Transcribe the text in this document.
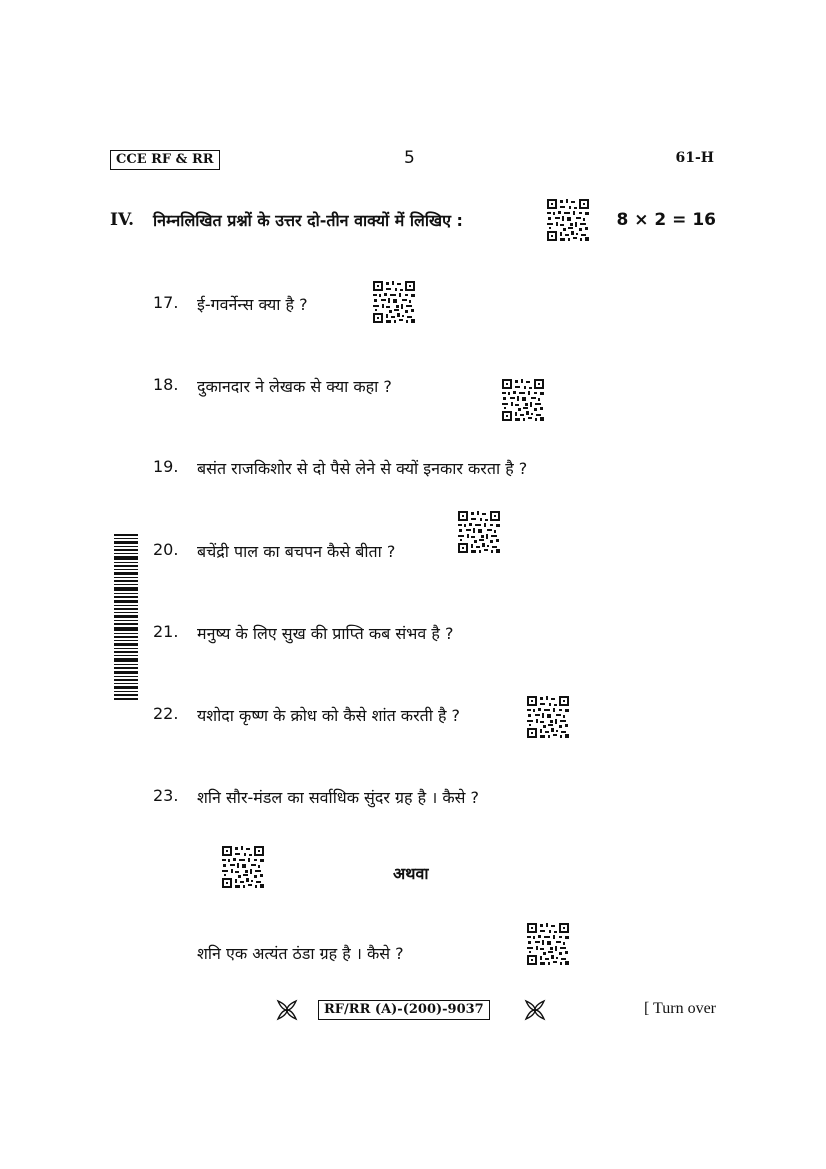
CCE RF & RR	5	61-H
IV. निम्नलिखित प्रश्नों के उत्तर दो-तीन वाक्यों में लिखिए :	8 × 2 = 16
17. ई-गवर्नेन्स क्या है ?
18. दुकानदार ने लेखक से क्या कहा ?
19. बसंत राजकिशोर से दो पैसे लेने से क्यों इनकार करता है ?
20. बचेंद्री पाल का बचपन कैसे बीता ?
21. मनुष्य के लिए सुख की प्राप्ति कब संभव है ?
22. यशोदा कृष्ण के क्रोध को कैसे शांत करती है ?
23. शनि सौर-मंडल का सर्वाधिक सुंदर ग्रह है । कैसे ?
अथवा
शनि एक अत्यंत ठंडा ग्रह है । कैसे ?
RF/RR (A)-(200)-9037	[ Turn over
...
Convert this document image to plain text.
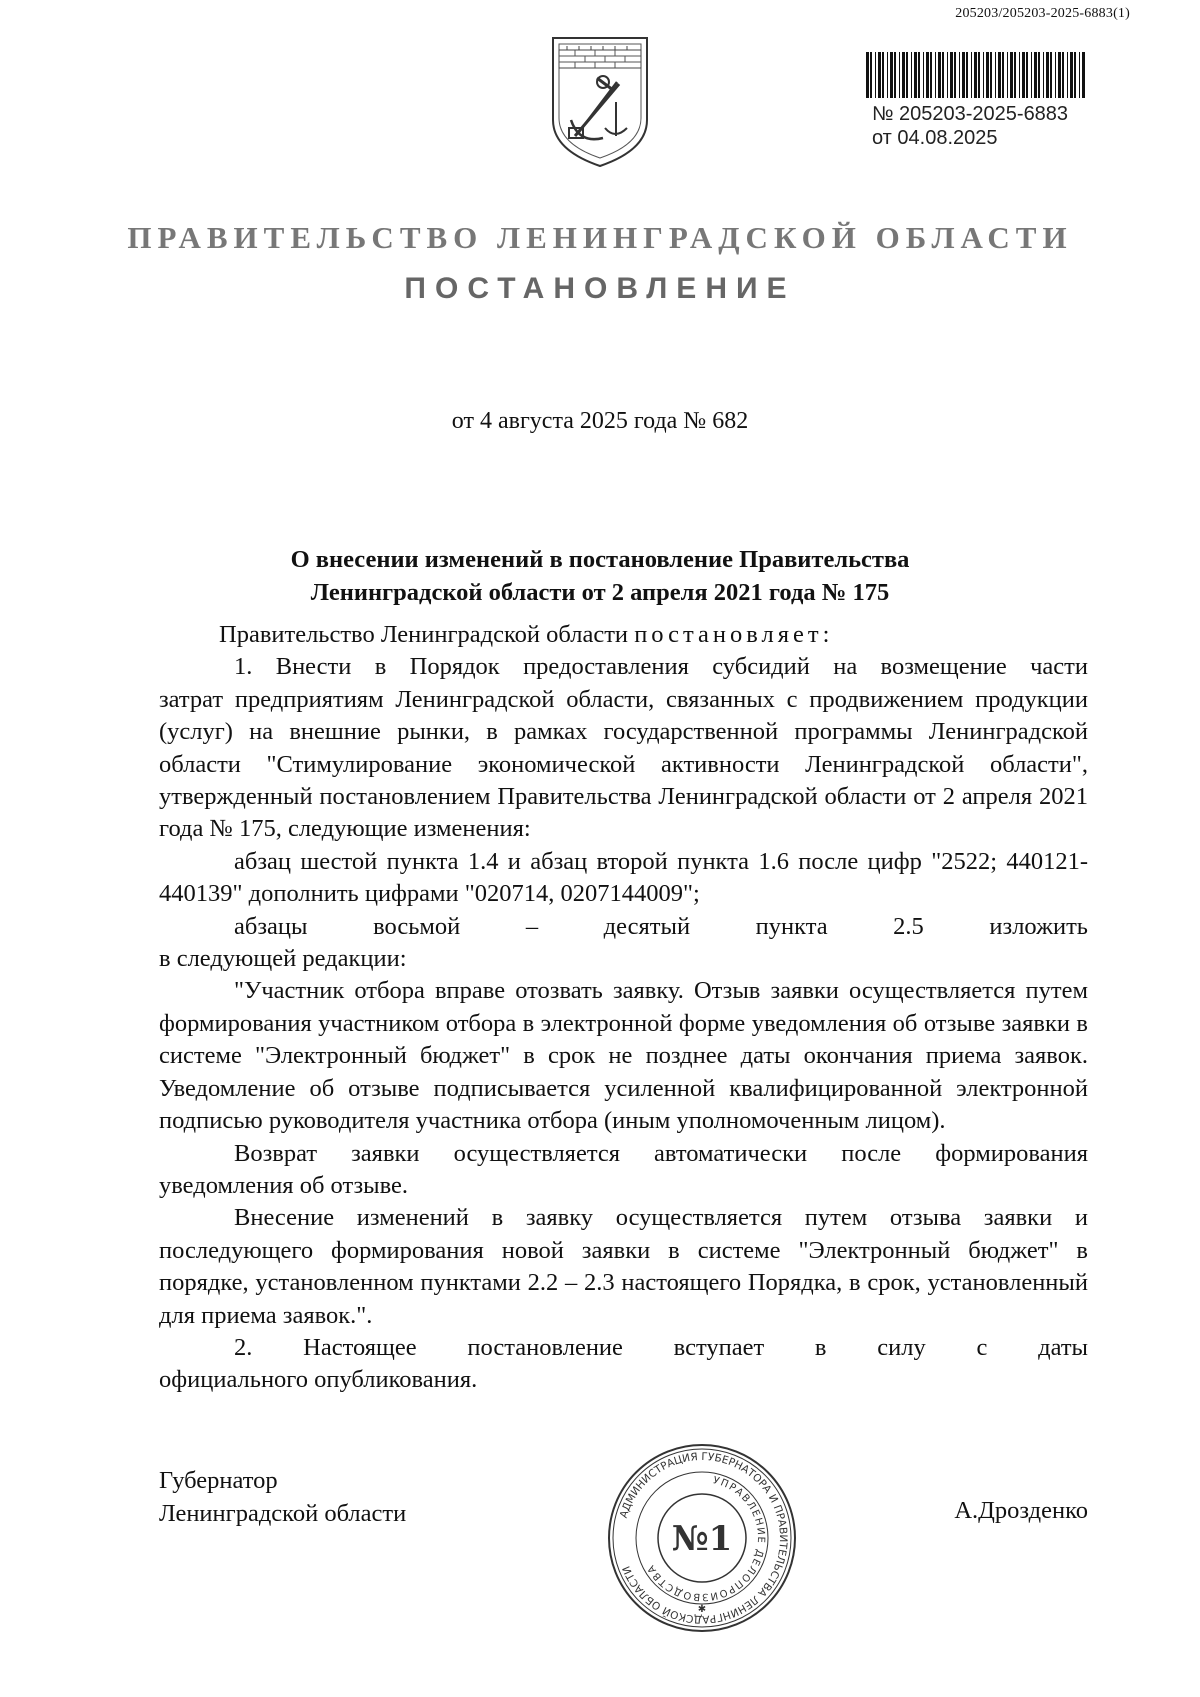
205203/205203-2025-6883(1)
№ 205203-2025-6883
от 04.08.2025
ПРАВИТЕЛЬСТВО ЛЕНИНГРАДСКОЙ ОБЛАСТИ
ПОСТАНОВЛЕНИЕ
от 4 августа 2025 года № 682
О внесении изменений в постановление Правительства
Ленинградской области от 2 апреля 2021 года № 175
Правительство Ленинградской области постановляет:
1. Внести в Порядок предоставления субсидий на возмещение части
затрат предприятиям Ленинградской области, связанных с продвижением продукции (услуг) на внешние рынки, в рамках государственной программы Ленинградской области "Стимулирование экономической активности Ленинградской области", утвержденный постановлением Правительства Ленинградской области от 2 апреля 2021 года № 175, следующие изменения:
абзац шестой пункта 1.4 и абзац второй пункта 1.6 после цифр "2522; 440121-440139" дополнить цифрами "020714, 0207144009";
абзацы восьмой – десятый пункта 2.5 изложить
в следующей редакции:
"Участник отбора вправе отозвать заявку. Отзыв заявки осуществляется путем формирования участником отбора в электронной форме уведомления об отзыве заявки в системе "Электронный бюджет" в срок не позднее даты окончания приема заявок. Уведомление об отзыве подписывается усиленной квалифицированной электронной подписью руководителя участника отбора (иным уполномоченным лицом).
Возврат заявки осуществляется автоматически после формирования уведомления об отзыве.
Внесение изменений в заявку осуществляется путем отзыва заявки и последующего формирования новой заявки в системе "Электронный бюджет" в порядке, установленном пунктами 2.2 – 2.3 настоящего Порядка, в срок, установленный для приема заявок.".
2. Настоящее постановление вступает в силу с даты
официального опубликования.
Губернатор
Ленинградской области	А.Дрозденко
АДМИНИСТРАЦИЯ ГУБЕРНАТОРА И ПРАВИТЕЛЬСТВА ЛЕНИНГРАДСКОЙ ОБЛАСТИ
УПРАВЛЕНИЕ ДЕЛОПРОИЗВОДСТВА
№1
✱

_Directions_.
Say how many lines of the data include the word "даты". Nothing other than the number should be given.

_Full response_.
2